[START OF Task data]

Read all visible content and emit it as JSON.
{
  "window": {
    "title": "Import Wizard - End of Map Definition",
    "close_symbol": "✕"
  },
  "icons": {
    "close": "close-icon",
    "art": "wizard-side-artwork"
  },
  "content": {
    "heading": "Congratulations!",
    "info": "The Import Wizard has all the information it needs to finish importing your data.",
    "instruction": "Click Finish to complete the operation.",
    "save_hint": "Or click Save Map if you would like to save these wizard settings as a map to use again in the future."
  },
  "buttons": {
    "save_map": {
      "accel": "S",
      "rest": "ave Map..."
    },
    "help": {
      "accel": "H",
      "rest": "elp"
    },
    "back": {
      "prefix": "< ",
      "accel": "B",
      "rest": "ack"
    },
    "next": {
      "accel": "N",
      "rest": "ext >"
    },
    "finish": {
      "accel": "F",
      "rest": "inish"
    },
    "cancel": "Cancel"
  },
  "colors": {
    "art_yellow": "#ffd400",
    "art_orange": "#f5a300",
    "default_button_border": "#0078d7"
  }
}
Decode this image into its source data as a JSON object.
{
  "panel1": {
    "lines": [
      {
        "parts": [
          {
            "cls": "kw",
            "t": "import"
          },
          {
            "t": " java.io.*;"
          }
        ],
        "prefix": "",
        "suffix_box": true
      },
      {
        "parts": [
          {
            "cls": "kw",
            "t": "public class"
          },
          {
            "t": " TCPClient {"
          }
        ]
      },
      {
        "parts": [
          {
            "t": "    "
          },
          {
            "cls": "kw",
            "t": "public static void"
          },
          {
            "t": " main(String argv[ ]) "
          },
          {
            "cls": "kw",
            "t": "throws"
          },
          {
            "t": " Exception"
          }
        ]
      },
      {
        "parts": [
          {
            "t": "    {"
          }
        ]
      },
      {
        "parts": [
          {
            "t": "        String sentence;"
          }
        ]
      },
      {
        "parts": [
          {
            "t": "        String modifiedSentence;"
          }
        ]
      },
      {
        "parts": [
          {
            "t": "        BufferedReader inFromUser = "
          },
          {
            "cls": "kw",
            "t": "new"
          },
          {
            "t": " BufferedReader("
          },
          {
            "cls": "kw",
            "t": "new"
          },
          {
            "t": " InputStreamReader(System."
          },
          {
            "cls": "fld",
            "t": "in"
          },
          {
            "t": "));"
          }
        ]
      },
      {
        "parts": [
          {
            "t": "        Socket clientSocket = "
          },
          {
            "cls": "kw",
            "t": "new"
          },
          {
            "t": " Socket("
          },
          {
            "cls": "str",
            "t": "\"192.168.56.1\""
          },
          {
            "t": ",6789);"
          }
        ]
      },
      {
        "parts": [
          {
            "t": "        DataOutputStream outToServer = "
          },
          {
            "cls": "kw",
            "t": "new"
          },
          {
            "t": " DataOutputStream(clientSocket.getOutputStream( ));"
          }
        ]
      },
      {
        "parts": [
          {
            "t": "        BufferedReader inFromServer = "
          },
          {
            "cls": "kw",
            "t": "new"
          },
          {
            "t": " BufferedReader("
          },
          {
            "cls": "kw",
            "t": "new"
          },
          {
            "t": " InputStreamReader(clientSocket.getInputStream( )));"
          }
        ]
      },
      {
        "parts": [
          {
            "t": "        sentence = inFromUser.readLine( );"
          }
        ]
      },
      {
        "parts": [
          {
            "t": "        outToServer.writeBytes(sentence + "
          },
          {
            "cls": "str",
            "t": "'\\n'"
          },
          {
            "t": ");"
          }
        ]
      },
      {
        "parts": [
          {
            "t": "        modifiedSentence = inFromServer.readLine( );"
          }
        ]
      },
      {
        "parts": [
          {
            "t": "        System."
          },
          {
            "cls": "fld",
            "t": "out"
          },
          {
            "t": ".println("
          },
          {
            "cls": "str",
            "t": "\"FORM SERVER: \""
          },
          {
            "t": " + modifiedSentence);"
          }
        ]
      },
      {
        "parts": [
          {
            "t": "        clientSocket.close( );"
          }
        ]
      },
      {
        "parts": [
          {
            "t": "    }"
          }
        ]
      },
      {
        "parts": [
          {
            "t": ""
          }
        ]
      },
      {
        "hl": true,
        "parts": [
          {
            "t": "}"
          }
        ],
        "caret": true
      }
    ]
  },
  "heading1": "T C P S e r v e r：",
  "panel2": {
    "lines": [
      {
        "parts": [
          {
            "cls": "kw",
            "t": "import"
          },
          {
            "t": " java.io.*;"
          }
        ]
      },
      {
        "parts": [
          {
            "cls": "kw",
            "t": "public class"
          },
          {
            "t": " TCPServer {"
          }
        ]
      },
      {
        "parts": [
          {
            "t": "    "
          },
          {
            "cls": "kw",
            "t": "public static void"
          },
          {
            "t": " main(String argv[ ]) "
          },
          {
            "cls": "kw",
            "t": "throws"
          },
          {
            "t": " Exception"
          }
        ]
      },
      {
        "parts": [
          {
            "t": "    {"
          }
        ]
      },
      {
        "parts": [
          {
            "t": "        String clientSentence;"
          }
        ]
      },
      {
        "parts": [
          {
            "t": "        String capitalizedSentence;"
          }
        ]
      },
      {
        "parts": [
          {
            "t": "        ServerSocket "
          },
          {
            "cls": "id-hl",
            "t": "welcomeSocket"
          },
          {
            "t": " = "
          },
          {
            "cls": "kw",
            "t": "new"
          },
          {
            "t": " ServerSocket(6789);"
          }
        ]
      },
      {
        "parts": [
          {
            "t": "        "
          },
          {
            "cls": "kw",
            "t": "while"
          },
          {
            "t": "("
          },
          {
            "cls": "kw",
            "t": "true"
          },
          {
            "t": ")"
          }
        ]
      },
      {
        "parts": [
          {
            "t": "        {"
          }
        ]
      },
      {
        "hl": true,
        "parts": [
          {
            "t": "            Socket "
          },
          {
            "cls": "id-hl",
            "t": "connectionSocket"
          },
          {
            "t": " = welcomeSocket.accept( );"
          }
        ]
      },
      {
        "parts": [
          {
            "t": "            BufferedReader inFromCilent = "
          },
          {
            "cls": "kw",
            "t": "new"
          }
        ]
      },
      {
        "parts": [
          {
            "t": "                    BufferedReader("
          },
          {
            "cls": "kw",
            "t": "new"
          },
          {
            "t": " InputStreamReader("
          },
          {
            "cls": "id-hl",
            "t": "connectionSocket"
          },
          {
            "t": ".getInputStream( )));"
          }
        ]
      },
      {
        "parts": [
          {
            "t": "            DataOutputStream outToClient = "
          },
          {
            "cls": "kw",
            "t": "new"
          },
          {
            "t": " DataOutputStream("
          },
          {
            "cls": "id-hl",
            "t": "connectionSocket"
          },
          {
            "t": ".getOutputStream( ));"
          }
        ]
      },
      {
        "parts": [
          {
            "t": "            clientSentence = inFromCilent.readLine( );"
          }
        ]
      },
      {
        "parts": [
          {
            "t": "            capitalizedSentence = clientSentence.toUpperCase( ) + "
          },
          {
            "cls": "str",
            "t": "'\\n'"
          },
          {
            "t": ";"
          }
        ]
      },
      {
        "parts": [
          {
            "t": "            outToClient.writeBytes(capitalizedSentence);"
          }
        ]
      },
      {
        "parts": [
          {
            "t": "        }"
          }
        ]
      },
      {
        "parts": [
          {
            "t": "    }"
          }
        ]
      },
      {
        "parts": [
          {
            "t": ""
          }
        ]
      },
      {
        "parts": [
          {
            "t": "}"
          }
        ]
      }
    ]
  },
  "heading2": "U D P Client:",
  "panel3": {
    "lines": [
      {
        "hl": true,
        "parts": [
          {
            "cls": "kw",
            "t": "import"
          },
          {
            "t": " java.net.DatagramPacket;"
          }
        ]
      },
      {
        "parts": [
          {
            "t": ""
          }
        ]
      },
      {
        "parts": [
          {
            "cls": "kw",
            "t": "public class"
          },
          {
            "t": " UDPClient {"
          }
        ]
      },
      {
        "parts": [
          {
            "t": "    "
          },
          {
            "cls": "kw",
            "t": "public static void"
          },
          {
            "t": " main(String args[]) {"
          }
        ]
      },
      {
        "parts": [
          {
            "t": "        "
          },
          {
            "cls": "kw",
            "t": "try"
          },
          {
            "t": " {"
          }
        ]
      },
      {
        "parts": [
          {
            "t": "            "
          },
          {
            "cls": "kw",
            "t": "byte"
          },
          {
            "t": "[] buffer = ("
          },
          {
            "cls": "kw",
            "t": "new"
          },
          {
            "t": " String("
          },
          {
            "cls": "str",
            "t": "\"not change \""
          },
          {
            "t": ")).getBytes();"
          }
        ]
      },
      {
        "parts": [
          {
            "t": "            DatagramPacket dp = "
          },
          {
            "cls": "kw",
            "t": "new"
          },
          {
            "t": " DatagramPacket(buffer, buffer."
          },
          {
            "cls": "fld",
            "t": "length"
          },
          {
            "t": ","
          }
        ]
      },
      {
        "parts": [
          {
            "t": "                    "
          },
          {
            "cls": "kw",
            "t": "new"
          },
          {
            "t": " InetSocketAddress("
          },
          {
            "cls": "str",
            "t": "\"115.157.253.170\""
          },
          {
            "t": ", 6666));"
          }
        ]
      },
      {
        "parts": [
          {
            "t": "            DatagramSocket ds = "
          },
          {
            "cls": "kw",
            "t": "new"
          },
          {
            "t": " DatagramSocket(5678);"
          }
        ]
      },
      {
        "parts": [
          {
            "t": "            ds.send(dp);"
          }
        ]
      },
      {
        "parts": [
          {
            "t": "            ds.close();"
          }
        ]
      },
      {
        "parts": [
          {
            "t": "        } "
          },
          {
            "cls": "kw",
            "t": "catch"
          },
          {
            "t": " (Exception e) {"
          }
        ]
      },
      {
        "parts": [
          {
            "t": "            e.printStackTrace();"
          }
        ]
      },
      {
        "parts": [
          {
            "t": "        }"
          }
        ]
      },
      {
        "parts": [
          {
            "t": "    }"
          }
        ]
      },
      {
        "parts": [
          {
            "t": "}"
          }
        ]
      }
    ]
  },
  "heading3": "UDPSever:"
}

[END OF Task data]

Request ▸ Look through the entries and return every line where "clientSocket" appears.

Answer to this task ▸
            "t": "        Socket clientSocket = "
            "t": " DataOutputStream(clientSocket.getOutputStream( ));"
            "t": " InputStreamReader(clientSocket.getInputStream( )));"
            "t": "        clientSocket.close( );"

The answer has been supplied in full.